* start *

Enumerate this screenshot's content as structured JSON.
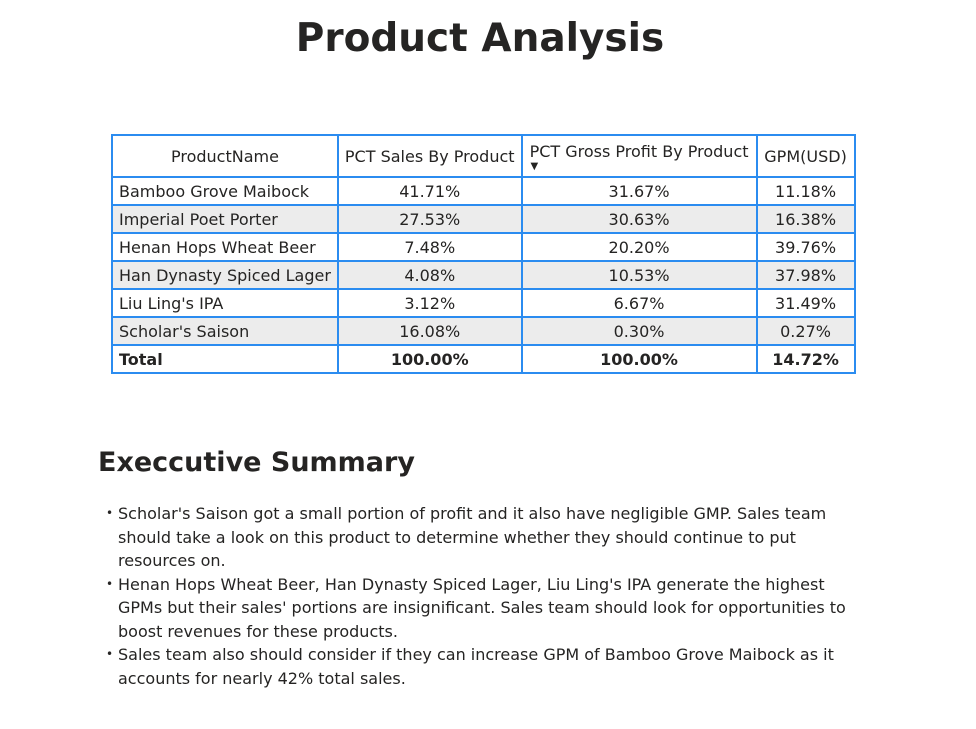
{
  "page": {
    "title": "Product Analysis"
  },
  "table": {
    "headers": [
      "ProductName",
      "PCT Sales By Product",
      "PCT Gross Profit By Product",
      "GPM(USD)"
    ],
    "sorted_column": "PCT Gross Profit By Product",
    "sort_direction": "descending",
    "sort_icon": "triangle-down-icon",
    "rows": [
      {
        "name": "Bamboo Grove Maibock",
        "sales": "41.71%",
        "gp": "31.67%",
        "gpm": "11.18%"
      },
      {
        "name": "Imperial Poet Porter",
        "sales": "27.53%",
        "gp": "30.63%",
        "gpm": "16.38%"
      },
      {
        "name": "Henan Hops Wheat Beer",
        "sales": "7.48%",
        "gp": "20.20%",
        "gpm": "39.76%"
      },
      {
        "name": "Han Dynasty Spiced Lager",
        "sales": "4.08%",
        "gp": "10.53%",
        "gpm": "37.98%"
      },
      {
        "name": "Liu Ling's IPA",
        "sales": "3.12%",
        "gp": "6.67%",
        "gpm": "31.49%"
      },
      {
        "name": "Scholar's Saison",
        "sales": "16.08%",
        "gp": "0.30%",
        "gpm": "0.27%"
      }
    ],
    "total": {
      "name": "Total",
      "sales": "100.00%",
      "gp": "100.00%",
      "gpm": "14.72%"
    },
    "border_color": "#2b8cf0",
    "alt_row_color": "#ececec"
  },
  "summary": {
    "title": "Execcutive Summary",
    "bullets": [
      "Scholar's Saison got a small portion of profit and it also have negligible GMP. Sales team should take a look on this product to determine whether they should continue to put resources on.",
      "Henan Hops Wheat Beer, Han Dynasty Spiced Lager, Liu Ling's IPA generate the highest GPMs but their sales' portions are insignificant. Sales team should look for opportunities to boost revenues for these products.",
      "Sales team also should consider if they can increase GPM of Bamboo Grove Maibock as it accounts for nearly 42% total sales."
    ]
  }
}
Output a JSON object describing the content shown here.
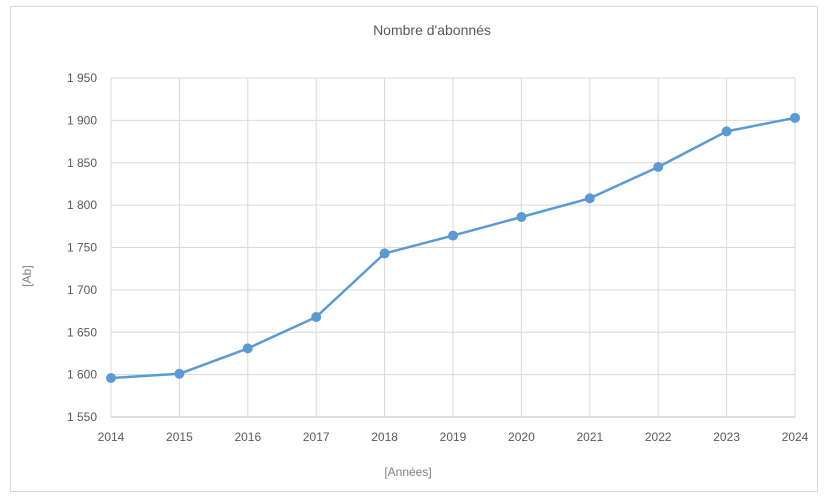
{
  "chart_data": {
    "type": "line",
    "title": "Nombre d'abonnés",
    "xlabel": "[Années]",
    "ylabel": "[Ab]",
    "categories": [
      "2014",
      "2015",
      "2016",
      "2017",
      "2018",
      "2019",
      "2020",
      "2021",
      "2022",
      "2023",
      "2024"
    ],
    "series": [
      {
        "values": [
          1596,
          1601,
          1631,
          1668,
          1743,
          1764,
          1786,
          1808,
          1845,
          1887,
          1903
        ]
      }
    ],
    "ylim": [
      1550,
      1950
    ],
    "y_ticks": [
      "1 550",
      "1 600",
      "1 650",
      "1 700",
      "1 750",
      "1 800",
      "1 850",
      "1 900",
      "1 950"
    ],
    "grid": true,
    "line_color": "#5b9bd5"
  }
}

* end *

* Task goal
Except for the pictures, copy the material above exactly.

* Right answer
Enumerate this screenshot's content as structured JSON.
{
  "page": {
    "title": "Product Analysis"
  },
  "table": {
    "headers": [
      "ProductName",
      "PCT Sales By Product",
      "PCT Gross Profit By Product",
      "GPM(USD)"
    ],
    "sorted_column": "PCT Gross Profit By Product",
    "sort_direction": "descending",
    "sort_icon": "triangle-down-icon",
    "rows": [
      {
        "name": "Bamboo Grove Maibock",
        "sales": "41.71%",
        "gp": "31.67%",
        "gpm": "11.18%"
      },
      {
        "name": "Imperial Poet Porter",
        "sales": "27.53%",
        "gp": "30.63%",
        "gpm": "16.38%"
      },
      {
        "name": "Henan Hops Wheat Beer",
        "sales": "7.48%",
        "gp": "20.20%",
        "gpm": "39.76%"
      },
      {
        "name": "Han Dynasty Spiced Lager",
        "sales": "4.08%",
        "gp": "10.53%",
        "gpm": "37.98%"
      },
      {
        "name": "Liu Ling's IPA",
        "sales": "3.12%",
        "gp": "6.67%",
        "gpm": "31.49%"
      },
      {
        "name": "Scholar's Saison",
        "sales": "16.08%",
        "gp": "0.30%",
        "gpm": "0.27%"
      }
    ],
    "total": {
      "name": "Total",
      "sales": "100.00%",
      "gp": "100.00%",
      "gpm": "14.72%"
    },
    "border_color": "#2b8cf0",
    "alt_row_color": "#ececec"
  },
  "summary": {
    "title": "Execcutive Summary",
    "bullets": [
      "Scholar's Saison got a small portion of profit and it also have negligible GMP. Sales team should take a look on this product to determine whether they should continue to put resources on.",
      "Henan Hops Wheat Beer, Han Dynasty Spiced Lager, Liu Ling's IPA generate the highest GPMs but their sales' portions are insignificant. Sales team should look for opportunities to boost revenues for these products.",
      "Sales team also should consider if they can increase GPM of Bamboo Grove Maibock as it accounts for nearly 42% total sales."
    ]
  }
}
Output a JSON object describing the content shown here.
{
  "chart_data": {
    "type": "line",
    "title": "Nombre d'abonnés",
    "xlabel": "[Années]",
    "ylabel": "[Ab]",
    "categories": [
      "2014",
      "2015",
      "2016",
      "2017",
      "2018",
      "2019",
      "2020",
      "2021",
      "2022",
      "2023",
      "2024"
    ],
    "series": [
      {
        "values": [
          1596,
          1601,
          1631,
          1668,
          1743,
          1764,
          1786,
          1808,
          1845,
          1887,
          1903
        ]
      }
    ],
    "ylim": [
      1550,
      1950
    ],
    "y_ticks": [
      "1 550",
      "1 600",
      "1 650",
      "1 700",
      "1 750",
      "1 800",
      "1 850",
      "1 900",
      "1 950"
    ],
    "grid": true,
    "line_color": "#5b9bd5"
  }
}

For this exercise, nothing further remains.